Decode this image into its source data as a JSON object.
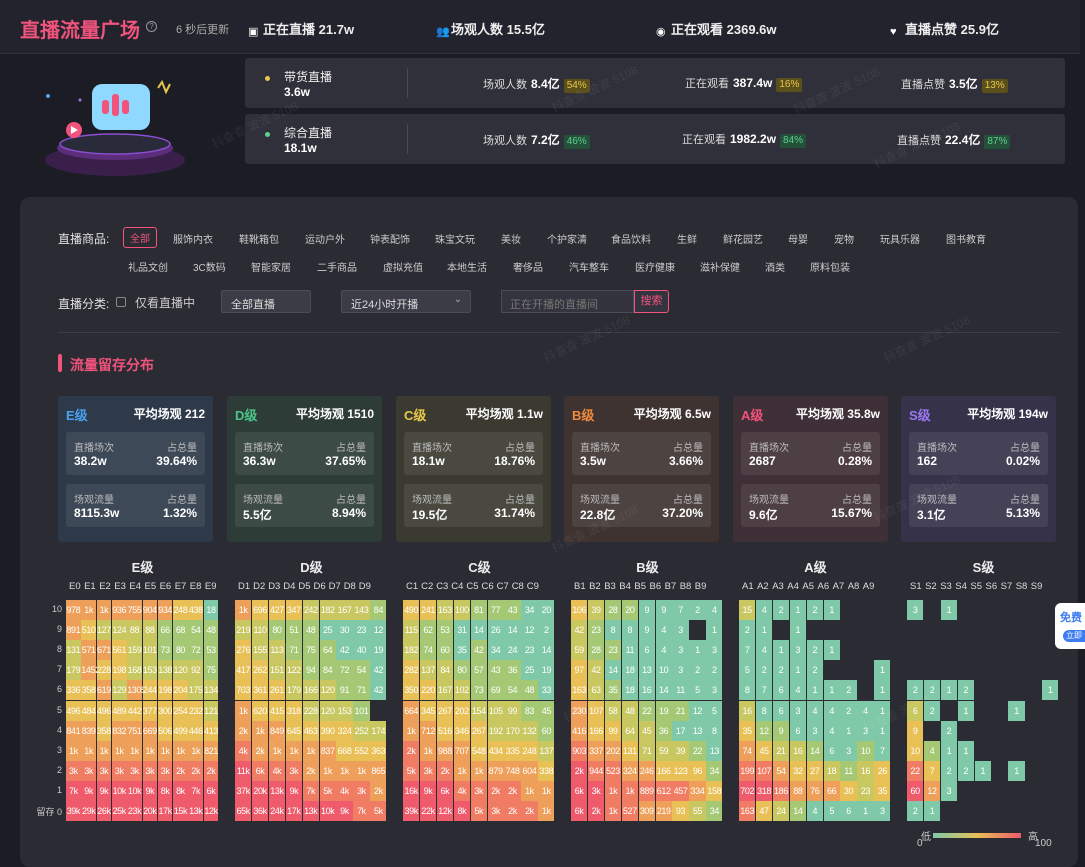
{
  "header": {
    "title": "直播流量广场",
    "update": "6 秒后更新",
    "stats": [
      {
        "icon": "calendar-icon",
        "label": "正在直播",
        "value": "21.7w"
      },
      {
        "icon": "users-icon",
        "label": "场观人数",
        "value": "15.5亿"
      },
      {
        "icon": "eye-icon",
        "label": "正在观看",
        "value": "2369.6w"
      },
      {
        "icon": "heart-icon",
        "label": "直播点赞",
        "value": "25.9亿"
      }
    ]
  },
  "categories": [
    {
      "name": "带货直播",
      "value": "3.6w",
      "dot": "#e8c84a",
      "metrics": [
        {
          "label": "场观人数",
          "value": "8.4亿",
          "pct": "54%",
          "tone": "y"
        },
        {
          "label": "正在观看",
          "value": "387.4w",
          "pct": "16%",
          "tone": "y"
        },
        {
          "label": "直播点赞",
          "value": "3.5亿",
          "pct": "13%",
          "tone": "y"
        }
      ]
    },
    {
      "name": "综合直播",
      "value": "18.1w",
      "dot": "#5ed08c",
      "metrics": [
        {
          "label": "场观人数",
          "value": "7.2亿",
          "pct": "46%",
          "tone": "g"
        },
        {
          "label": "正在观看",
          "value": "1982.2w",
          "pct": "84%",
          "tone": "g"
        },
        {
          "label": "直播点赞",
          "value": "22.4亿",
          "pct": "87%",
          "tone": "g"
        }
      ]
    }
  ],
  "filters": {
    "goods_label": "直播商品:",
    "goods": [
      "全部",
      "服饰内衣",
      "鞋靴箱包",
      "运动户外",
      "钟表配饰",
      "珠宝文玩",
      "美妆",
      "个护家清",
      "食品饮料",
      "生鲜",
      "鲜花园艺",
      "母婴",
      "宠物",
      "玩具乐器",
      "图书教育",
      "礼品文创",
      "3C数码",
      "智能家居",
      "二手商品",
      "虚拟充值",
      "本地生活",
      "奢侈品",
      "汽车整车",
      "医疗健康",
      "滋补保健",
      "酒类",
      "原料包装"
    ],
    "class_label": "直播分类:",
    "only_live": "仅看直播中",
    "select1": "全部直播",
    "select2": "近24小时开播",
    "search_placeholder": "正在开播的直播间",
    "search_btn": "搜索"
  },
  "section": {
    "title": "流量留存分布"
  },
  "levels": [
    {
      "grade": "E级",
      "color": "#4aa0f0",
      "bg": "#2e3a4a",
      "avg_label": "平均场观",
      "avg": "212",
      "b1": [
        "直播场次",
        "占总量",
        "38.2w",
        "39.64%"
      ],
      "b2": [
        "场观流量",
        "占总量",
        "8115.3w",
        "1.32%"
      ]
    },
    {
      "grade": "D级",
      "color": "#4cc48a",
      "bg": "#2d3c37",
      "avg_label": "平均场观",
      "avg": "1510",
      "b1": [
        "直播场次",
        "占总量",
        "36.3w",
        "37.65%"
      ],
      "b2": [
        "场观流量",
        "占总量",
        "5.5亿",
        "8.94%"
      ]
    },
    {
      "grade": "C级",
      "color": "#e8c84a",
      "bg": "#3b3a30",
      "avg_label": "平均场观",
      "avg": "1.1w",
      "b1": [
        "直播场次",
        "占总量",
        "18.1w",
        "18.76%"
      ],
      "b2": [
        "场观流量",
        "占总量",
        "19.5亿",
        "31.74%"
      ]
    },
    {
      "grade": "B级",
      "color": "#f08a3c",
      "bg": "#3e3330",
      "avg_label": "平均场观",
      "avg": "6.5w",
      "b1": [
        "直播场次",
        "占总量",
        "3.5w",
        "3.66%"
      ],
      "b2": [
        "场观流量",
        "占总量",
        "22.8亿",
        "37.20%"
      ]
    },
    {
      "grade": "A级",
      "color": "#f0537c",
      "bg": "#3f2f36",
      "avg_label": "平均场观",
      "avg": "35.8w",
      "b1": [
        "直播场次",
        "占总量",
        "2687",
        "0.28%"
      ],
      "b2": [
        "场观流量",
        "占总量",
        "9.6亿",
        "15.67%"
      ]
    },
    {
      "grade": "S级",
      "color": "#9b78f0",
      "bg": "#36324a",
      "avg_label": "平均场观",
      "avg": "194w",
      "b1": [
        "直播场次",
        "占总量",
        "162",
        "0.02%"
      ],
      "b2": [
        "场观流量",
        "占总量",
        "3.1亿",
        "5.13%"
      ]
    }
  ],
  "heatmap": {
    "row_labels": [
      "10",
      "9",
      "8",
      "7",
      "6",
      "5",
      "4",
      "3",
      "2",
      "1",
      "留存 0"
    ],
    "grids": [
      {
        "title": "E级",
        "cols": [
          "E0",
          "E1",
          "E2",
          "E3",
          "E4",
          "E5",
          "E6",
          "E7",
          "E8",
          "E9"
        ],
        "rows": [
          [
            "978",
            "1k",
            "1k",
            "936",
            "755",
            "904",
            "934",
            "248",
            "438",
            "18"
          ],
          [
            "891",
            "510",
            "127",
            "124",
            "88",
            "88",
            "66",
            "68",
            "54",
            "48"
          ],
          [
            "131",
            "571",
            "671",
            "561",
            "159",
            "101",
            "73",
            "80",
            "72",
            "53"
          ],
          [
            "179",
            "1452",
            "228",
            "198",
            "168",
            "153",
            "138",
            "120",
            "92",
            "75"
          ],
          [
            "336",
            "358",
            "619",
            "129",
            "1305",
            "244",
            "198",
            "204",
            "175",
            "134"
          ],
          [
            "496",
            "484",
            "496",
            "489",
            "442",
            "377",
            "300",
            "254",
            "232",
            "121"
          ],
          [
            "841",
            "839",
            "358",
            "832",
            "751",
            "669",
            "506",
            "499",
            "446",
            "413"
          ],
          [
            "1k",
            "1k",
            "1k",
            "1k",
            "1k",
            "1k",
            "1k",
            "1k",
            "1k",
            "821"
          ],
          [
            "3k",
            "3k",
            "3k",
            "3k",
            "3k",
            "3k",
            "3k",
            "2k",
            "2k",
            "2k"
          ],
          [
            "7k",
            "9k",
            "9k",
            "10k",
            "10k",
            "9k",
            "8k",
            "8k",
            "7k",
            "6k"
          ],
          [
            "39k",
            "29k",
            "26k",
            "25k",
            "23k",
            "20k",
            "17k",
            "15k",
            "13k",
            "12k"
          ]
        ]
      },
      {
        "title": "D级",
        "cols": [
          "D1",
          "D2",
          "D3",
          "D4",
          "D5",
          "D6",
          "D7",
          "D8",
          "D9"
        ],
        "rows": [
          [
            "1k",
            "696",
            "427",
            "347",
            "242",
            "182",
            "167",
            "143",
            "84"
          ],
          [
            "219",
            "110",
            "80",
            "51",
            "48",
            "25",
            "30",
            "23",
            "12"
          ],
          [
            "276",
            "155",
            "113",
            "71",
            "75",
            "64",
            "42",
            "40",
            "19"
          ],
          [
            "417",
            "262",
            "151",
            "122",
            "94",
            "84",
            "72",
            "54",
            "42"
          ],
          [
            "703",
            "361",
            "261",
            "179",
            "166",
            "120",
            "91",
            "71",
            "42"
          ],
          [
            "1k",
            "620",
            "415",
            "318",
            "228",
            "120",
            "153",
            "101",
            ""
          ],
          [
            "2k",
            "1k",
            "849",
            "645",
            "463",
            "390",
            "324",
            "252",
            "174"
          ],
          [
            "4k",
            "2k",
            "1k",
            "1k",
            "1k",
            "837",
            "668",
            "552",
            "363"
          ],
          [
            "11k",
            "6k",
            "4k",
            "3k",
            "2k",
            "1k",
            "1k",
            "1k",
            "865"
          ],
          [
            "37k",
            "20k",
            "13k",
            "9k",
            "7k",
            "5k",
            "4k",
            "3k",
            "2k"
          ],
          [
            "65k",
            "36k",
            "24k",
            "17k",
            "13k",
            "10k",
            "9k",
            "7k",
            "5k"
          ]
        ]
      },
      {
        "title": "C级",
        "cols": [
          "C1",
          "C2",
          "C3",
          "C4",
          "C5",
          "C6",
          "C7",
          "C8",
          "C9"
        ],
        "rows": [
          [
            "490",
            "241",
            "163",
            "100",
            "81",
            "77",
            "43",
            "34",
            "20"
          ],
          [
            "115",
            "62",
            "53",
            "31",
            "14",
            "26",
            "14",
            "12",
            "2"
          ],
          [
            "182",
            "74",
            "60",
            "35",
            "42",
            "34",
            "24",
            "23",
            "14"
          ],
          [
            "282",
            "137",
            "84",
            "80",
            "57",
            "43",
            "36",
            "25",
            "19"
          ],
          [
            "350",
            "220",
            "167",
            "102",
            "73",
            "69",
            "54",
            "48",
            "33"
          ],
          [
            "664",
            "345",
            "267",
            "202",
            "154",
            "105",
            "99",
            "83",
            "45"
          ],
          [
            "1k",
            "712",
            "516",
            "346",
            "267",
            "192",
            "170",
            "132",
            "60"
          ],
          [
            "2k",
            "1k",
            "988",
            "707",
            "548",
            "434",
            "335",
            "248",
            "137"
          ],
          [
            "5k",
            "3k",
            "2k",
            "1k",
            "1k",
            "879",
            "748",
            "604",
            "338"
          ],
          [
            "16k",
            "9k",
            "6k",
            "4k",
            "3k",
            "2k",
            "2k",
            "1k",
            "1k"
          ],
          [
            "39k",
            "22k",
            "12k",
            "8k",
            "5k",
            "3k",
            "2k",
            "2k",
            "1k"
          ]
        ]
      },
      {
        "title": "B级",
        "cols": [
          "B1",
          "B2",
          "B3",
          "B4",
          "B5",
          "B6",
          "B7",
          "B8",
          "B9"
        ],
        "rows": [
          [
            "106",
            "39",
            "28",
            "20",
            "9",
            "9",
            "7",
            "2",
            "4"
          ],
          [
            "42",
            "23",
            "8",
            "8",
            "9",
            "4",
            "3",
            "",
            "1"
          ],
          [
            "59",
            "28",
            "23",
            "11",
            "6",
            "4",
            "3",
            "1",
            "3"
          ],
          [
            "97",
            "42",
            "14",
            "18",
            "13",
            "10",
            "3",
            "2",
            "2"
          ],
          [
            "163",
            "63",
            "35",
            "18",
            "16",
            "14",
            "11",
            "5",
            "3"
          ],
          [
            "230",
            "107",
            "58",
            "48",
            "22",
            "19",
            "21",
            "12",
            "5"
          ],
          [
            "416",
            "166",
            "99",
            "64",
            "45",
            "36",
            "17",
            "13",
            "8"
          ],
          [
            "903",
            "337",
            "202",
            "131",
            "71",
            "59",
            "39",
            "22",
            "13"
          ],
          [
            "2k",
            "944",
            "523",
            "324",
            "246",
            "166",
            "123",
            "96",
            "34"
          ],
          [
            "6k",
            "3k",
            "1k",
            "1k",
            "889",
            "612",
            "457",
            "334",
            "158"
          ],
          [
            "6k",
            "2k",
            "1k",
            "527",
            "309",
            "219",
            "93",
            "55",
            "34"
          ]
        ]
      },
      {
        "title": "A级",
        "cols": [
          "A1",
          "A2",
          "A3",
          "A4",
          "A5",
          "A6",
          "A7",
          "A8",
          "A9"
        ],
        "rows": [
          [
            "15",
            "4",
            "2",
            "1",
            "2",
            "1",
            "",
            "",
            ""
          ],
          [
            "2",
            "1",
            "",
            "1",
            "",
            "",
            "",
            "",
            ""
          ],
          [
            "7",
            "4",
            "1",
            "3",
            "2",
            "1",
            "",
            "",
            ""
          ],
          [
            "5",
            "2",
            "2",
            "1",
            "2",
            "",
            "",
            "",
            "1"
          ],
          [
            "8",
            "7",
            "6",
            "4",
            "1",
            "1",
            "2",
            "",
            "1"
          ],
          [
            "16",
            "8",
            "6",
            "3",
            "4",
            "4",
            "2",
            "4",
            "1"
          ],
          [
            "35",
            "12",
            "9",
            "6",
            "3",
            "4",
            "1",
            "3",
            "1"
          ],
          [
            "74",
            "45",
            "21",
            "16",
            "14",
            "6",
            "3",
            "10",
            "7"
          ],
          [
            "199",
            "107",
            "54",
            "32",
            "27",
            "18",
            "11",
            "16",
            "26"
          ],
          [
            "702",
            "318",
            "186",
            "88",
            "76",
            "66",
            "30",
            "23",
            "35"
          ],
          [
            "163",
            "47",
            "24",
            "14",
            "4",
            "5",
            "6",
            "1",
            "3"
          ]
        ]
      },
      {
        "title": "S级",
        "cols": [
          "S1",
          "S2",
          "S3",
          "S4",
          "S5",
          "S6",
          "S7",
          "S8",
          "S9"
        ],
        "rows": [
          [
            "3",
            "",
            "1",
            "",
            "",
            "",
            "",
            "",
            ""
          ],
          [
            "",
            "",
            "",
            "",
            "",
            "",
            "",
            "",
            ""
          ],
          [
            "",
            "",
            "",
            "",
            "",
            "",
            "",
            "",
            ""
          ],
          [
            "",
            "",
            "",
            "",
            "",
            "",
            "",
            "",
            ""
          ],
          [
            "2",
            "2",
            "1",
            "2",
            "",
            "",
            "",
            "",
            "1"
          ],
          [
            "6",
            "2",
            "",
            "1",
            "",
            "",
            "1",
            "",
            ""
          ],
          [
            "9",
            "",
            "2",
            "",
            "",
            "",
            "",
            "",
            ""
          ],
          [
            "10",
            "4",
            "1",
            "1",
            "",
            "",
            "",
            "",
            ""
          ],
          [
            "22",
            "7",
            "2",
            "2",
            "1",
            "",
            "1",
            "",
            ""
          ],
          [
            "60",
            "12",
            "3",
            "",
            "",
            "",
            "",
            "",
            ""
          ],
          [
            "2",
            "1",
            "",
            "",
            "",
            "",
            "",
            "",
            ""
          ]
        ]
      }
    ]
  },
  "legend": {
    "low": "低",
    "high": "高",
    "min": "0",
    "max": "100"
  },
  "side_tab": {
    "a": "免费",
    "b": "立即"
  },
  "watermark": "抖查查 波波 5108"
}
= = = =
> [Exercise]: What is the number of lines that hold the string "color"? Give it alone.

> [Reply]: 6